TASK TO CARRY OUT: Repeat every record below exactly as written.
BEGIN DATA LISTING
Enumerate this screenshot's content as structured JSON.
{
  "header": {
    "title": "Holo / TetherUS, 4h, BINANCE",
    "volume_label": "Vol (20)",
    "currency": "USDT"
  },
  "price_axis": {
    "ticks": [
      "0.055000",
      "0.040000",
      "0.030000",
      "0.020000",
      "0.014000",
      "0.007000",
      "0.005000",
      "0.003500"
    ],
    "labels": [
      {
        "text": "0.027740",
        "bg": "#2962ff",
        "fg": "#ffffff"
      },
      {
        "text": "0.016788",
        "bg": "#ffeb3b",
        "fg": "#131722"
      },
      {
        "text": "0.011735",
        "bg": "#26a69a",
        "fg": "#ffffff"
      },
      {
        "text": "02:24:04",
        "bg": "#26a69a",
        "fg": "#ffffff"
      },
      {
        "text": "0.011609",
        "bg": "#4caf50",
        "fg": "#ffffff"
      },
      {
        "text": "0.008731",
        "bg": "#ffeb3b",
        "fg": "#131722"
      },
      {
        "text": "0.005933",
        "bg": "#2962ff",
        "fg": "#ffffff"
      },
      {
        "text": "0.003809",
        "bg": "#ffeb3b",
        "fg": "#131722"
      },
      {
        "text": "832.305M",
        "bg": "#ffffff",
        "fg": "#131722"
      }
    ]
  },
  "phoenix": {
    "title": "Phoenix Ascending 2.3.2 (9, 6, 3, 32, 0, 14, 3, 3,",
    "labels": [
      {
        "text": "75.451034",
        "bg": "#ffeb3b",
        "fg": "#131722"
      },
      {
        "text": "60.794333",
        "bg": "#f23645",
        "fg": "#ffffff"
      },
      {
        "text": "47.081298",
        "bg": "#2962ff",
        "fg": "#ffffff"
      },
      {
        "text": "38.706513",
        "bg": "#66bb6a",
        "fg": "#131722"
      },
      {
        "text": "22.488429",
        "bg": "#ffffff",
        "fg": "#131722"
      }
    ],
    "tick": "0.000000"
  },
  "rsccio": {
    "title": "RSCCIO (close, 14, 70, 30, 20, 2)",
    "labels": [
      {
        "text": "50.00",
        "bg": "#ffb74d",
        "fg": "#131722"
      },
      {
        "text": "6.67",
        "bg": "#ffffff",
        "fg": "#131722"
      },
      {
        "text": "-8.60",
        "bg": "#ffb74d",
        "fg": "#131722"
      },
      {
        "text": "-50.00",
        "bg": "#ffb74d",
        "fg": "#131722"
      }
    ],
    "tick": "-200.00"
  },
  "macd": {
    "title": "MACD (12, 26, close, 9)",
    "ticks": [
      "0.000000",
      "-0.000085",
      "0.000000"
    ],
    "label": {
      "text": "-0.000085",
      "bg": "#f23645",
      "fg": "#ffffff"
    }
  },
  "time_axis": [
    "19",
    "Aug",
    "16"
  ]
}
END DATA LISTING
THE ANSWER:
Enumerate this screenshot's content as structured JSON.
{
  "header": {
    "title": "Holo / TetherUS, 4h, BINANCE",
    "volume_label": "Vol (20)",
    "currency": "USDT"
  },
  "price_axis": {
    "ticks": [
      "0.055000",
      "0.040000",
      "0.030000",
      "0.020000",
      "0.014000",
      "0.007000",
      "0.005000",
      "0.003500"
    ],
    "labels": [
      {
        "text": "0.027740",
        "bg": "#2962ff",
        "fg": "#ffffff"
      },
      {
        "text": "0.016788",
        "bg": "#ffeb3b",
        "fg": "#131722"
      },
      {
        "text": "0.011735",
        "bg": "#26a69a",
        "fg": "#ffffff"
      },
      {
        "text": "02:24:04",
        "bg": "#26a69a",
        "fg": "#ffffff"
      },
      {
        "text": "0.011609",
        "bg": "#4caf50",
        "fg": "#ffffff"
      },
      {
        "text": "0.008731",
        "bg": "#ffeb3b",
        "fg": "#131722"
      },
      {
        "text": "0.005933",
        "bg": "#2962ff",
        "fg": "#ffffff"
      },
      {
        "text": "0.003809",
        "bg": "#ffeb3b",
        "fg": "#131722"
      },
      {
        "text": "832.305M",
        "bg": "#ffffff",
        "fg": "#131722"
      }
    ]
  },
  "phoenix": {
    "title": "Phoenix Ascending 2.3.2 (9, 6, 3, 32, 0, 14, 3, 3,",
    "labels": [
      {
        "text": "75.451034",
        "bg": "#ffeb3b",
        "fg": "#131722"
      },
      {
        "text": "60.794333",
        "bg": "#f23645",
        "fg": "#ffffff"
      },
      {
        "text": "47.081298",
        "bg": "#2962ff",
        "fg": "#ffffff"
      },
      {
        "text": "38.706513",
        "bg": "#66bb6a",
        "fg": "#131722"
      },
      {
        "text": "22.488429",
        "bg": "#ffffff",
        "fg": "#131722"
      }
    ],
    "tick": "0.000000"
  },
  "rsccio": {
    "title": "RSCCIO (close, 14, 70, 30, 20, 2)",
    "labels": [
      {
        "text": "50.00",
        "bg": "#ffb74d",
        "fg": "#131722"
      },
      {
        "text": "6.67",
        "bg": "#ffffff",
        "fg": "#131722"
      },
      {
        "text": "-8.60",
        "bg": "#ffb74d",
        "fg": "#131722"
      },
      {
        "text": "-50.00",
        "bg": "#ffb74d",
        "fg": "#131722"
      }
    ],
    "tick": "-200.00"
  },
  "macd": {
    "title": "MACD (12, 26, close, 9)",
    "ticks": [
      "0.000000",
      "-0.000085",
      "0.000000"
    ],
    "label": {
      "text": "-0.000085",
      "bg": "#f23645",
      "fg": "#ffffff"
    }
  },
  "time_axis": [
    "19",
    "Aug",
    "16"
  ]
}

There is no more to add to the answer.